Goal = Figure out how many lines of the material below contain the word "strap". Answer with the number only.

Data for processing =
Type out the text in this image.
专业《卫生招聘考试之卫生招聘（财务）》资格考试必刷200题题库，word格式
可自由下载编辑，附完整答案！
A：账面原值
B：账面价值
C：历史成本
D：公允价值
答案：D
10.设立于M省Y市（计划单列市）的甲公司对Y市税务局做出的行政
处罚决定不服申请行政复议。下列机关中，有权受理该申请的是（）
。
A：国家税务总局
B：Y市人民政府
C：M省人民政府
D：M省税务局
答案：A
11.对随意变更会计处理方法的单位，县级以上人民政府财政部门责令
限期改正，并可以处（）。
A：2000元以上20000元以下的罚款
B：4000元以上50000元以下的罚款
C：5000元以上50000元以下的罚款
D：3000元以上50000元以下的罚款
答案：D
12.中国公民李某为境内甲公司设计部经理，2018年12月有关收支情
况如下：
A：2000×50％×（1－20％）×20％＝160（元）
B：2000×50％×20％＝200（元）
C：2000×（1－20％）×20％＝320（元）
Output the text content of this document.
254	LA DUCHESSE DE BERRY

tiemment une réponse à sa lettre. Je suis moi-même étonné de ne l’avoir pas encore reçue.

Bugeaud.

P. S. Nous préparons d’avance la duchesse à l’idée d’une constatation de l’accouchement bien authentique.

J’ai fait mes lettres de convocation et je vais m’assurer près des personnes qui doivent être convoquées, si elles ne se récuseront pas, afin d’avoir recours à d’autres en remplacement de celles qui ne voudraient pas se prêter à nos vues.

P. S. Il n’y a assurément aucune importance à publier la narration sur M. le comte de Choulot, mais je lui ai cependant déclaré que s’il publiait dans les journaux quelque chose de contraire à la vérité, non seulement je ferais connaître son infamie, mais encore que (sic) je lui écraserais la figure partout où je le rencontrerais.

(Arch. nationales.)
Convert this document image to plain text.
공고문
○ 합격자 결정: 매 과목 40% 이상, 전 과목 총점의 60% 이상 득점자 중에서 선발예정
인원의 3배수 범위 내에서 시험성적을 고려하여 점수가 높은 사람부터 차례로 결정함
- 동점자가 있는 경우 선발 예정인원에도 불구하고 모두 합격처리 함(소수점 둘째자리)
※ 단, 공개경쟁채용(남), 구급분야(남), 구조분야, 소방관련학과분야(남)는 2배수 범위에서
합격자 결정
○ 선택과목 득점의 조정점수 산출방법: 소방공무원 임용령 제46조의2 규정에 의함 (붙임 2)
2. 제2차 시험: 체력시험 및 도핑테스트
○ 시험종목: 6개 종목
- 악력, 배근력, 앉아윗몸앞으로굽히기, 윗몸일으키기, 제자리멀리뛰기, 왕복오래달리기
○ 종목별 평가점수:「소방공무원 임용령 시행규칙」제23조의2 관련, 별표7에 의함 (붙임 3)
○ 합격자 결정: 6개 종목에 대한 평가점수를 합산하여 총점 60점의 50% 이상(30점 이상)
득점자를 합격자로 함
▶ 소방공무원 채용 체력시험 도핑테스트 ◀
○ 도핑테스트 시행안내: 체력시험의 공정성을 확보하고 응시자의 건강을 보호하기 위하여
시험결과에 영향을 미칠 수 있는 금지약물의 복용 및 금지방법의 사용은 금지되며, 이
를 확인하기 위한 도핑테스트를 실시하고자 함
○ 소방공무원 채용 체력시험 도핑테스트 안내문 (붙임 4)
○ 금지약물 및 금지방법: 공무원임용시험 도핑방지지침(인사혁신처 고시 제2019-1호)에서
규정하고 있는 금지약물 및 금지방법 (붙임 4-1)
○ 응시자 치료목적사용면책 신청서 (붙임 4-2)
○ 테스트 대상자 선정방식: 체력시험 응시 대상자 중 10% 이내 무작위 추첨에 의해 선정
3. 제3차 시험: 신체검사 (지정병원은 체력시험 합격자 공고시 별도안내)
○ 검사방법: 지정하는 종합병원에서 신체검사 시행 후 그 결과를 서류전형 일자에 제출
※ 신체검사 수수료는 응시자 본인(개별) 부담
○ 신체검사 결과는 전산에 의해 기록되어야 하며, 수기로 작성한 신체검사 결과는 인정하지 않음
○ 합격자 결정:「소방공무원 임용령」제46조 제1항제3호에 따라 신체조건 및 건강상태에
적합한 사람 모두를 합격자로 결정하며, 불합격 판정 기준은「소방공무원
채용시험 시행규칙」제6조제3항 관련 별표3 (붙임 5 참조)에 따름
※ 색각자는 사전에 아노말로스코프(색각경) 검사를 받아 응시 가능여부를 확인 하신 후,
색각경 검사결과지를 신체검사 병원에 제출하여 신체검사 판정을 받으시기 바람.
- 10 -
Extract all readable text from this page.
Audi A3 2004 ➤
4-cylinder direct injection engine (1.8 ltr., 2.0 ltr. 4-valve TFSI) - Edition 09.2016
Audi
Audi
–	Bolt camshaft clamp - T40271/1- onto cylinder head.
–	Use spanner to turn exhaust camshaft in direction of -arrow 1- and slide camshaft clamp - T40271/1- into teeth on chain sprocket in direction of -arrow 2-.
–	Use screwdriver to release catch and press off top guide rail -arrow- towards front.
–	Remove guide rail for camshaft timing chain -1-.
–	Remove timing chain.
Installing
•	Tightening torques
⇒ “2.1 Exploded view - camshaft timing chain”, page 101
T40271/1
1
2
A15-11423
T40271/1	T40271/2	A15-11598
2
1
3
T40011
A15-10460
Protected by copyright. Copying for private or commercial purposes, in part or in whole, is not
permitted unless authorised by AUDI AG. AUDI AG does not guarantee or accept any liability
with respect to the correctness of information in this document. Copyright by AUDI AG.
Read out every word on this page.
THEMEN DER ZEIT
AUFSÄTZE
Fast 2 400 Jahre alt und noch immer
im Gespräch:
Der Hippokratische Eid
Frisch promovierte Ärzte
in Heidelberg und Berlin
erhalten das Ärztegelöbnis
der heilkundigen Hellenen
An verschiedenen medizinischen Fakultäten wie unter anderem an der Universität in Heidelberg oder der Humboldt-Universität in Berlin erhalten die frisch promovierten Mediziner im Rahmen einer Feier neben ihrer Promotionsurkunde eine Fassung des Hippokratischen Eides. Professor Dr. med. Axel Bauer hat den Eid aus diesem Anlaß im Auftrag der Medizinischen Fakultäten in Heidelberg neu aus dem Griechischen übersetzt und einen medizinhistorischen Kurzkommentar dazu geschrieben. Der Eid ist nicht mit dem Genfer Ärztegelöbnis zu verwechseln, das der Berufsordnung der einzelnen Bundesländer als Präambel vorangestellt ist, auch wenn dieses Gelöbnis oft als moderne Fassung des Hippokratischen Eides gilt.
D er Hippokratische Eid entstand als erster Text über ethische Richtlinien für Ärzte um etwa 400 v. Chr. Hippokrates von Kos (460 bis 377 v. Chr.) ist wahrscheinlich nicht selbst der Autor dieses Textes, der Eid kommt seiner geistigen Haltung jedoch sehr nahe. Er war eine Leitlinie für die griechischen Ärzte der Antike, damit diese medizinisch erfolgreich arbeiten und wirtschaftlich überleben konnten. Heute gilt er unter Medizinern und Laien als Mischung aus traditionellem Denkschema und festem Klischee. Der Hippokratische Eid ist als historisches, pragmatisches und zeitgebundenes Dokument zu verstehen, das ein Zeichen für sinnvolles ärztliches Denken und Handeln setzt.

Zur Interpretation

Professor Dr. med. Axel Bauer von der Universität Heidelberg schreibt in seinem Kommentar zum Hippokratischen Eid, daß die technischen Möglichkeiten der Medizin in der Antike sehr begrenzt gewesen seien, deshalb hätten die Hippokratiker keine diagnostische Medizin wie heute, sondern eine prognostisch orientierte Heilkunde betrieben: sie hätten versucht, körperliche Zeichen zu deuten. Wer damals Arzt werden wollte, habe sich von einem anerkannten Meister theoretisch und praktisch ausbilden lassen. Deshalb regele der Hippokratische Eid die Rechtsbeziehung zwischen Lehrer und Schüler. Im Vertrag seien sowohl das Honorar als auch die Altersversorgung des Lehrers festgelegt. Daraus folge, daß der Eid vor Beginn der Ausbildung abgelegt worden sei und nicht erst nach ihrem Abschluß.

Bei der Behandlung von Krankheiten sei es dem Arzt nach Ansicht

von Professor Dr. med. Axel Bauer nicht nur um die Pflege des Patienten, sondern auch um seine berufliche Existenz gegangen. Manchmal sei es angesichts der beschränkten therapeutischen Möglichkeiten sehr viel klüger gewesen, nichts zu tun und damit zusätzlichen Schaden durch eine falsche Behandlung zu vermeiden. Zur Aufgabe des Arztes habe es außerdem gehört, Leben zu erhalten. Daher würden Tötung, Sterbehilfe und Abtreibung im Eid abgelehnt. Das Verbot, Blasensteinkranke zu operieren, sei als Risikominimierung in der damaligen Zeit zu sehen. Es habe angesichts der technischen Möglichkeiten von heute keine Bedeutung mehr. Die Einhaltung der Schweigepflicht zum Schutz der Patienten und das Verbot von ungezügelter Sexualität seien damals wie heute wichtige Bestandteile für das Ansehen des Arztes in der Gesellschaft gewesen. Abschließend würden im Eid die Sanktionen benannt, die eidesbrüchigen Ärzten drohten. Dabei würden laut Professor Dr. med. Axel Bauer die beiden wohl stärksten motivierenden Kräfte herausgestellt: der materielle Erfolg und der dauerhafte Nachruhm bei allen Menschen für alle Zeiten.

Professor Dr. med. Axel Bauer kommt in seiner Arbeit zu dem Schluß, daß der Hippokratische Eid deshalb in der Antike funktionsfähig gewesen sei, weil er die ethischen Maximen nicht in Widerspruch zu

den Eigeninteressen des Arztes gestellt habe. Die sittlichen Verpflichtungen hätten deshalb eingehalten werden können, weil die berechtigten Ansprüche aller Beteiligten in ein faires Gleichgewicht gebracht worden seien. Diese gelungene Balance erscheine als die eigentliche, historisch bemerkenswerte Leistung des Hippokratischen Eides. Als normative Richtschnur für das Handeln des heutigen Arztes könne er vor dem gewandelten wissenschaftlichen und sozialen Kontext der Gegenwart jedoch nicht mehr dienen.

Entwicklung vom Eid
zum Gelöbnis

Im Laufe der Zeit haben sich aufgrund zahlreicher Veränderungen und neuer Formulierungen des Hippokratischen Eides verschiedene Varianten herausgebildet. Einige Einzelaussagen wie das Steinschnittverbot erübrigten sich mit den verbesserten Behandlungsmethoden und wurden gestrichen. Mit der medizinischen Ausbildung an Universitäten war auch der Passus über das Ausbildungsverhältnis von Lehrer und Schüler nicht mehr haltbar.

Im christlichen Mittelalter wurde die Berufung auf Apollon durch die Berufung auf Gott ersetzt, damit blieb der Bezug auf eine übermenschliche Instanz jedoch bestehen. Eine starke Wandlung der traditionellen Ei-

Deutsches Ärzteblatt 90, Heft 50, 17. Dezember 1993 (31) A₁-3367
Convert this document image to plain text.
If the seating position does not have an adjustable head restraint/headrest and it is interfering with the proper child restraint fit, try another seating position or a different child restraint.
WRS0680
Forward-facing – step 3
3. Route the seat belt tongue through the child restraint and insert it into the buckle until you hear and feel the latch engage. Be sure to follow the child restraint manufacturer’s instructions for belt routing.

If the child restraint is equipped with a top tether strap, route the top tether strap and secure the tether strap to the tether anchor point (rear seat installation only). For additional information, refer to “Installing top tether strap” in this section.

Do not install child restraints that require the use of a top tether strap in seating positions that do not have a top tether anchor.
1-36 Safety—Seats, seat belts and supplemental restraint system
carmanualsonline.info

Solution to the problem = 2